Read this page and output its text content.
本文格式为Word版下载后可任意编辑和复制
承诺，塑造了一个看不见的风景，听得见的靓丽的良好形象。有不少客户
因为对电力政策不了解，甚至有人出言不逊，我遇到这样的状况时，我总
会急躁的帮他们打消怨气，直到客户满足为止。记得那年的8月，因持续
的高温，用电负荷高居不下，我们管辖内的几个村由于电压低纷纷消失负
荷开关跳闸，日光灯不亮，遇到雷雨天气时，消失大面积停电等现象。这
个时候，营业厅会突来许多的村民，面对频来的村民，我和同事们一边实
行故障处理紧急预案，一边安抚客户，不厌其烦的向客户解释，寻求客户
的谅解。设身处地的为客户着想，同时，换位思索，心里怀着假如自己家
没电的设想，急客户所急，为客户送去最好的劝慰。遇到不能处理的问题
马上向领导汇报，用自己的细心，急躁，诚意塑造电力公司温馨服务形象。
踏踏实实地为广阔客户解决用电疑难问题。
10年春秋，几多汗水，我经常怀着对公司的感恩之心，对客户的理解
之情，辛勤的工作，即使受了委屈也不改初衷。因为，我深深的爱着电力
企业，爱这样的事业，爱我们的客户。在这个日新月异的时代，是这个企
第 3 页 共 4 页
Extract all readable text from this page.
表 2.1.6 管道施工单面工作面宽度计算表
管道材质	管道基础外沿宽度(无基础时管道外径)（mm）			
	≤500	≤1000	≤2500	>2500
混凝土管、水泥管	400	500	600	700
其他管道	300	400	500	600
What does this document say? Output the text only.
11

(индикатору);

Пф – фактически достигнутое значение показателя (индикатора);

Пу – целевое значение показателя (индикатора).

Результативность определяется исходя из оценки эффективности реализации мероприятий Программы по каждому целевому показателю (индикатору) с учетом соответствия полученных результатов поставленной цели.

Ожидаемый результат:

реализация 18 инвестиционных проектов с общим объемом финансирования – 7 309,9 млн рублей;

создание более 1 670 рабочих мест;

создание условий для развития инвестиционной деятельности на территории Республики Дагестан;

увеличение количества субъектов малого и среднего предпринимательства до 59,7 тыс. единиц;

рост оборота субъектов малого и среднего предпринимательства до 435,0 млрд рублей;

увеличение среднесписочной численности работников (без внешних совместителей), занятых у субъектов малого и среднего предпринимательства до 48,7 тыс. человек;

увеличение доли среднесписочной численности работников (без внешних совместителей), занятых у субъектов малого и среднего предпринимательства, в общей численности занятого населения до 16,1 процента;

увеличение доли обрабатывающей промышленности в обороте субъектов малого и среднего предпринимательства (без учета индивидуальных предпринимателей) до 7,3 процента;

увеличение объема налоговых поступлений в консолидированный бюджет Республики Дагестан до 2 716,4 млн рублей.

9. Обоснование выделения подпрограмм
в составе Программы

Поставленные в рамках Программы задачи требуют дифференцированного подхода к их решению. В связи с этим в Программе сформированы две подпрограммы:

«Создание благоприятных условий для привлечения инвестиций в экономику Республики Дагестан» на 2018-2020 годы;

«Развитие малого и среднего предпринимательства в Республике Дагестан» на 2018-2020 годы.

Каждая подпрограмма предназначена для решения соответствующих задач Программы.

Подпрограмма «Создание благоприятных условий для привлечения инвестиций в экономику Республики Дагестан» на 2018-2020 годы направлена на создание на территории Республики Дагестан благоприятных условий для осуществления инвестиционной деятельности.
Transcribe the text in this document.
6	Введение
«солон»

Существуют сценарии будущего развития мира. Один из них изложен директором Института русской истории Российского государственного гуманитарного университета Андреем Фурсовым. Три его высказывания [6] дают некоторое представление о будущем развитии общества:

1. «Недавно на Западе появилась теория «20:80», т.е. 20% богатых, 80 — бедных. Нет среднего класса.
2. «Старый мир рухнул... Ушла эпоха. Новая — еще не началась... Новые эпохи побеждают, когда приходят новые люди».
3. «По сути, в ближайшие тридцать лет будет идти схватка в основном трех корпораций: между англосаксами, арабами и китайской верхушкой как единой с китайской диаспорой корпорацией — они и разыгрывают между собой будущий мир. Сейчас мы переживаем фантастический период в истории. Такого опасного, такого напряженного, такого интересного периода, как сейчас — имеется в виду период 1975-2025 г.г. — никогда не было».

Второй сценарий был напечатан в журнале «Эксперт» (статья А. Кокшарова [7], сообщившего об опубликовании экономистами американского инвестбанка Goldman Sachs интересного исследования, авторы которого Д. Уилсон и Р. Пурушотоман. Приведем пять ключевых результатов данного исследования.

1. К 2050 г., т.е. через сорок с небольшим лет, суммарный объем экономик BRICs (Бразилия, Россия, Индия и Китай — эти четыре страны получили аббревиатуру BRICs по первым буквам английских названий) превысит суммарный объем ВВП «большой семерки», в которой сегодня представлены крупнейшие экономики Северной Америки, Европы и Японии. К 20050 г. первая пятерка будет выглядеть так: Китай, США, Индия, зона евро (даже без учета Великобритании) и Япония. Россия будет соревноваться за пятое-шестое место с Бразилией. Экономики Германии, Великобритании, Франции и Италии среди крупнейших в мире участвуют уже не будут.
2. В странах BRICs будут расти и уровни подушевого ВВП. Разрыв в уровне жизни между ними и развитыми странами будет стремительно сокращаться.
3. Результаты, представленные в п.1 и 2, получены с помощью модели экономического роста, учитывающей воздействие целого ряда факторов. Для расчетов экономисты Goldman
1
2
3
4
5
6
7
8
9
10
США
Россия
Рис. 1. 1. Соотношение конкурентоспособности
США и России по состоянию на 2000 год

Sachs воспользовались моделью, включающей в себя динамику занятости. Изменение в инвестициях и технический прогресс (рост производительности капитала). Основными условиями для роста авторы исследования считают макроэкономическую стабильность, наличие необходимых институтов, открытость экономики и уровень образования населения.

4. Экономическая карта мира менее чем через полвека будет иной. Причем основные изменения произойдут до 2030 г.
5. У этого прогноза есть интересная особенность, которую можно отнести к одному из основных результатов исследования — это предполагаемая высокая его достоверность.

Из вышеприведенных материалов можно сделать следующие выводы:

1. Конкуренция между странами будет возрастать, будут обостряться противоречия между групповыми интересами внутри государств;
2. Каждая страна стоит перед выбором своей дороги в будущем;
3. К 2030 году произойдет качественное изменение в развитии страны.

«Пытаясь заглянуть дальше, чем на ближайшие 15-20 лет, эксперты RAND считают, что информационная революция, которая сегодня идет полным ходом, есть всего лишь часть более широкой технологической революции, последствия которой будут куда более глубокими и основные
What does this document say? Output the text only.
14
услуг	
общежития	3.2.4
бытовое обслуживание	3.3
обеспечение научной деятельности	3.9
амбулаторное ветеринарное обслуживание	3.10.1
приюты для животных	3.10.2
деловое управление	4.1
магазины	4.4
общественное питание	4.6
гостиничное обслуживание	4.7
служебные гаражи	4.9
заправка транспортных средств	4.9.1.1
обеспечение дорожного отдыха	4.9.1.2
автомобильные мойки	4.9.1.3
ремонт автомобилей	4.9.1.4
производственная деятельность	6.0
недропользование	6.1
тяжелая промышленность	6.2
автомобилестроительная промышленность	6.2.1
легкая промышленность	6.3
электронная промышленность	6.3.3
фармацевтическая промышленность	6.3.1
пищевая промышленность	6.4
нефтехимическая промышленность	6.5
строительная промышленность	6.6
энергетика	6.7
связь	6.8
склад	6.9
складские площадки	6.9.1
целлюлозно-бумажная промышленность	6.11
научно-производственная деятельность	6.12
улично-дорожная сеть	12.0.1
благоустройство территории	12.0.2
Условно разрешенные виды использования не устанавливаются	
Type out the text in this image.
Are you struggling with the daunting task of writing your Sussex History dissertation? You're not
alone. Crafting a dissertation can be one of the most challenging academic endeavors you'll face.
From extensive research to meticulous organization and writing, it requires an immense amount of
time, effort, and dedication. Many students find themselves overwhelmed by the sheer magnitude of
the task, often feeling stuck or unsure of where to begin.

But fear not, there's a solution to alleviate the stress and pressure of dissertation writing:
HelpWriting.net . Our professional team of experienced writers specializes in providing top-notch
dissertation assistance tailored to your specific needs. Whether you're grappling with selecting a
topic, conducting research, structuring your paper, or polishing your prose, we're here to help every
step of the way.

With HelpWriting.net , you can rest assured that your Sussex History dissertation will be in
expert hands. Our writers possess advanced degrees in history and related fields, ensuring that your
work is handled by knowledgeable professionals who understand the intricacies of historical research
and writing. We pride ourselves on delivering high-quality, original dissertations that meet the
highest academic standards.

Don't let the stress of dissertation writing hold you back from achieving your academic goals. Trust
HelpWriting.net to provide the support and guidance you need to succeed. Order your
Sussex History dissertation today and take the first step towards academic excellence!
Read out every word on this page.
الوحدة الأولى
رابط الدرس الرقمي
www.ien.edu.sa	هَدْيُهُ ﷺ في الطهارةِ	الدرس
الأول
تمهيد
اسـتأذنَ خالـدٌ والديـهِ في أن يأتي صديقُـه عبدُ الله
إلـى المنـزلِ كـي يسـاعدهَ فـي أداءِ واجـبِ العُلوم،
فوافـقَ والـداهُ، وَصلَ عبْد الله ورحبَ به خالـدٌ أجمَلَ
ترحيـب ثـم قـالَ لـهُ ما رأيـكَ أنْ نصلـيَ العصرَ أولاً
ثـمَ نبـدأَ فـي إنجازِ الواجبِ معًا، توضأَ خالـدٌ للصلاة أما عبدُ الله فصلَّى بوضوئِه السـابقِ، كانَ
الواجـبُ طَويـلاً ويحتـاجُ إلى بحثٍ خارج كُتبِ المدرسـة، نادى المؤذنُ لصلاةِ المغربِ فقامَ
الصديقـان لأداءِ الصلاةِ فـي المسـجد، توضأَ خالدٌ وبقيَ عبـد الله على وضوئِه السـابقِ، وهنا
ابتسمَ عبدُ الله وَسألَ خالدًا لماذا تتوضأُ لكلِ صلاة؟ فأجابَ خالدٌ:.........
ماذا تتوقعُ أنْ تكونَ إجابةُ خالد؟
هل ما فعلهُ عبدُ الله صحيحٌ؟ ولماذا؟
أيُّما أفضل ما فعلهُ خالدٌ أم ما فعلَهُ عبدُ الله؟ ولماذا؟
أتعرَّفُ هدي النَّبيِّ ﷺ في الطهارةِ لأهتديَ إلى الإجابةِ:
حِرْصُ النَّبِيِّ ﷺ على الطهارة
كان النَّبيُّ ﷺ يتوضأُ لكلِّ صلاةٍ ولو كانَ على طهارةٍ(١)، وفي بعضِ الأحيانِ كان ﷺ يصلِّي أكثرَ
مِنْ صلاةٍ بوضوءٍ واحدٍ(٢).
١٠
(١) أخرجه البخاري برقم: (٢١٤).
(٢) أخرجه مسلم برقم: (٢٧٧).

****************************************

> **What to work on**: How many lines in the records hold the string "step"? Reply with the number alone.

> **Task result**: 2